→ **Stated goal**
All of the records below should be output exactly.

→ **Provided records**
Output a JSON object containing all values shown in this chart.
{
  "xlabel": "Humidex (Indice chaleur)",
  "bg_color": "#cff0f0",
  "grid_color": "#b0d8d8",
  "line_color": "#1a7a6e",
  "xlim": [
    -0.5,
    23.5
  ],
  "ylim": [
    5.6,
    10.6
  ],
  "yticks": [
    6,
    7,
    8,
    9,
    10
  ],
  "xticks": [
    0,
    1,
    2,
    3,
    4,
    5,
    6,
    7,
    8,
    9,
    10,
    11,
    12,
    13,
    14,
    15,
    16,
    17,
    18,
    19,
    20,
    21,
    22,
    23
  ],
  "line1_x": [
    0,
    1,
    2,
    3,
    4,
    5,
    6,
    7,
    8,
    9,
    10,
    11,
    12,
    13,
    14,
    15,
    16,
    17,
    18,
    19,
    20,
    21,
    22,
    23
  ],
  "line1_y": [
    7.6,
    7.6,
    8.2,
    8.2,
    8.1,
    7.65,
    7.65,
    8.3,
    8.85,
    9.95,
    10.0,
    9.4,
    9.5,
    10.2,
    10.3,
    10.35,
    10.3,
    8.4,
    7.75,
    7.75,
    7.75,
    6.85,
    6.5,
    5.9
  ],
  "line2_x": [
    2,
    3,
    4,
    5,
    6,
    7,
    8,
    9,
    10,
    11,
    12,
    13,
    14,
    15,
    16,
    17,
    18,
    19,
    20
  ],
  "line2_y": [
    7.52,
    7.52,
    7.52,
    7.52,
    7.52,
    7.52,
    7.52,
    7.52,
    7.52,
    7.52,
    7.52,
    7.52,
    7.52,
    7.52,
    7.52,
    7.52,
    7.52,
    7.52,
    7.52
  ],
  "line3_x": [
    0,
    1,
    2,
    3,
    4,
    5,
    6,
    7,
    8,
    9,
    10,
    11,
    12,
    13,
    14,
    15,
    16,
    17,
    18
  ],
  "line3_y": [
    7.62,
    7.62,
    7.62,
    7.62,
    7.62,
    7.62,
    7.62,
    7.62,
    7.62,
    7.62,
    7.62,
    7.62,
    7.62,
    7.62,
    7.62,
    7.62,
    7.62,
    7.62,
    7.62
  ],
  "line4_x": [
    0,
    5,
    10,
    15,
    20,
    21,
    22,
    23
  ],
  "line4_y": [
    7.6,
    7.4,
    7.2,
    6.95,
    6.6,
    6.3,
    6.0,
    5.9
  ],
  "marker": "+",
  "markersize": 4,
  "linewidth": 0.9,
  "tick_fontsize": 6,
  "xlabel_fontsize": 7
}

→ **Solution for this problem**
Output a JSON object containing all values shown in this chart.
{
  "xlabel": "Humidex (Indice chaleur)",
  "bg_color": "#cff0f0",
  "grid_color": "#b0d8d8",
  "line_color": "#1a7a6e",
  "xlim": [
    -0.5,
    23.5
  ],
  "ylim": [
    5.6,
    10.6
  ],
  "yticks": [
    6,
    7,
    8,
    9,
    10
  ],
  "xticks": [
    0,
    1,
    2,
    3,
    4,
    5,
    6,
    7,
    8,
    9,
    10,
    11,
    12,
    13,
    14,
    15,
    16,
    17,
    18,
    19,
    20,
    21,
    22,
    23
  ],
  "line1_x": [
    0,
    1,
    2,
    3,
    4,
    5,
    6,
    7,
    8,
    9,
    10,
    11,
    12,
    13,
    14,
    15,
    16,
    17,
    18,
    19,
    20,
    21,
    22,
    23
  ],
  "line1_y": [
    7.6,
    7.6,
    8.2,
    8.2,
    8.1,
    7.65,
    7.65,
    8.3,
    8.85,
    9.95,
    10.0,
    9.4,
    9.5,
    10.2,
    10.3,
    10.35,
    10.3,
    8.4,
    7.75,
    7.75,
    7.75,
    6.85,
    6.5,
    5.9
  ],
  "line2_x": [
    2,
    3,
    4,
    5,
    6,
    7,
    8,
    9,
    10,
    11,
    12,
    13,
    14,
    15,
    16,
    17,
    18,
    19,
    20
  ],
  "line2_y": [
    7.52,
    7.52,
    7.52,
    7.52,
    7.52,
    7.52,
    7.52,
    7.52,
    7.52,
    7.52,
    7.52,
    7.52,
    7.52,
    7.52,
    7.52,
    7.52,
    7.52,
    7.52,
    7.52
  ],
  "line3_x": [
    0,
    1,
    2,
    3,
    4,
    5,
    6,
    7,
    8,
    9,
    10,
    11,
    12,
    13,
    14,
    15,
    16,
    17,
    18
  ],
  "line3_y": [
    7.62,
    7.62,
    7.62,
    7.62,
    7.62,
    7.62,
    7.62,
    7.62,
    7.62,
    7.62,
    7.62,
    7.62,
    7.62,
    7.62,
    7.62,
    7.62,
    7.62,
    7.62,
    7.62
  ],
  "line4_x": [
    0,
    5,
    10,
    15,
    20,
    21,
    22,
    23
  ],
  "line4_y": [
    7.6,
    7.4,
    7.2,
    6.95,
    6.6,
    6.3,
    6.0,
    5.9
  ],
  "marker": "+",
  "markersize": 4,
  "linewidth": 0.9,
  "tick_fontsize": 6,
  "xlabel_fontsize": 7
}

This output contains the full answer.